-- Begin PROVIDED ENTRIES --

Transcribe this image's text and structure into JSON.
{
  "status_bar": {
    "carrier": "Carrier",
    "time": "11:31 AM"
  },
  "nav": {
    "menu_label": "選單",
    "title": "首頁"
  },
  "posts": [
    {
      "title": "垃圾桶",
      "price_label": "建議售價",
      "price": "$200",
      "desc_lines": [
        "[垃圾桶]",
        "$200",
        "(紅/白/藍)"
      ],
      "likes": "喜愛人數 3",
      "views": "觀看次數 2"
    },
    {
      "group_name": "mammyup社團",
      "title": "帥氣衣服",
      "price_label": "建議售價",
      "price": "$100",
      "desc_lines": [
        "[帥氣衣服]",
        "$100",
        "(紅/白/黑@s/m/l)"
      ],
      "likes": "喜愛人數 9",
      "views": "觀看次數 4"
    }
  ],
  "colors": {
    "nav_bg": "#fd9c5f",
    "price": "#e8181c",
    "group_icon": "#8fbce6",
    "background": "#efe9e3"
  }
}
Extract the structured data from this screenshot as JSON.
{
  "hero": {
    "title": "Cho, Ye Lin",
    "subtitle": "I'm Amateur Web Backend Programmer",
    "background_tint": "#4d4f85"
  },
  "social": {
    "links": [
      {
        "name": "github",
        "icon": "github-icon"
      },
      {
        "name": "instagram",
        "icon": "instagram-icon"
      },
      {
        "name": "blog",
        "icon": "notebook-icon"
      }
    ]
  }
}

-- End PROVIDED ENTRIES --

GIVEN TASK: Set down, unchanged, the line that contains "Extract the structured" together with every later line in the records, through the last one.

SOLUTION TO THIS EXERCISE:
Extract the structured data from this screenshot as JSON.
{
  "hero": {
    "title": "Cho, Ye Lin",
    "subtitle": "I'm Amateur Web Backend Programmer",
    "background_tint": "#4d4f85"
  },
  "social": {
    "links": [
      {
        "name": "github",
        "icon": "github-icon"
      },
      {
        "name": "instagram",
        "icon": "instagram-icon"
      },
      {
        "name": "blog",
        "icon": "notebook-icon"
      }
    ]
  }
}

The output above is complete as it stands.